→ **Written request**: All entries below need to be written out exactly, but without their pictures.
--- BEGIN Records ---
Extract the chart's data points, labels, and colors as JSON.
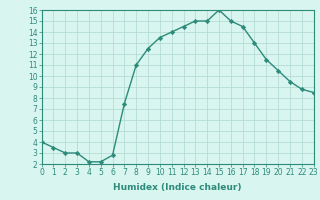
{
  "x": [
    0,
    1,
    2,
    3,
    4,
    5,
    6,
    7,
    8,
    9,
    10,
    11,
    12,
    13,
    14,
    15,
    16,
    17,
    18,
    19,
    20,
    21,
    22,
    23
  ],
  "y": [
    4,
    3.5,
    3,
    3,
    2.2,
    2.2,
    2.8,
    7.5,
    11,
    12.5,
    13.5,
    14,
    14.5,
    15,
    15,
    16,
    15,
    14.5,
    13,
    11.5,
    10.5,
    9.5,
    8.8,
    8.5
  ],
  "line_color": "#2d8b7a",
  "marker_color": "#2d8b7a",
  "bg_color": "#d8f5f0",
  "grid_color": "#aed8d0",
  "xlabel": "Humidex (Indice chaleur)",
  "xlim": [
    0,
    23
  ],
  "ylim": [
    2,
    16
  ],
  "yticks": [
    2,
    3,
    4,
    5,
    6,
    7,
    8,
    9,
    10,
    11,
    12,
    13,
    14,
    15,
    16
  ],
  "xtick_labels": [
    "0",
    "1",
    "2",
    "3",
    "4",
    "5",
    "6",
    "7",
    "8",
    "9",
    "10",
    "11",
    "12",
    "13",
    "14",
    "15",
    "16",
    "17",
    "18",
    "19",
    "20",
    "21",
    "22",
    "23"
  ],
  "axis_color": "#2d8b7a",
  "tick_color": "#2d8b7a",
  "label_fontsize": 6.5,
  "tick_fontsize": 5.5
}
--- END Records ---
→ **Solved problem**:
Extract the chart's data points, labels, and colors as JSON.
{
  "x": [
    0,
    1,
    2,
    3,
    4,
    5,
    6,
    7,
    8,
    9,
    10,
    11,
    12,
    13,
    14,
    15,
    16,
    17,
    18,
    19,
    20,
    21,
    22,
    23
  ],
  "y": [
    4,
    3.5,
    3,
    3,
    2.2,
    2.2,
    2.8,
    7.5,
    11,
    12.5,
    13.5,
    14,
    14.5,
    15,
    15,
    16,
    15,
    14.5,
    13,
    11.5,
    10.5,
    9.5,
    8.8,
    8.5
  ],
  "line_color": "#2d8b7a",
  "marker_color": "#2d8b7a",
  "bg_color": "#d8f5f0",
  "grid_color": "#aed8d0",
  "xlabel": "Humidex (Indice chaleur)",
  "xlim": [
    0,
    23
  ],
  "ylim": [
    2,
    16
  ],
  "yticks": [
    2,
    3,
    4,
    5,
    6,
    7,
    8,
    9,
    10,
    11,
    12,
    13,
    14,
    15,
    16
  ],
  "xtick_labels": [
    "0",
    "1",
    "2",
    "3",
    "4",
    "5",
    "6",
    "7",
    "8",
    "9",
    "10",
    "11",
    "12",
    "13",
    "14",
    "15",
    "16",
    "17",
    "18",
    "19",
    "20",
    "21",
    "22",
    "23"
  ],
  "axis_color": "#2d8b7a",
  "tick_color": "#2d8b7a",
  "label_fontsize": 6.5,
  "tick_fontsize": 5.5
}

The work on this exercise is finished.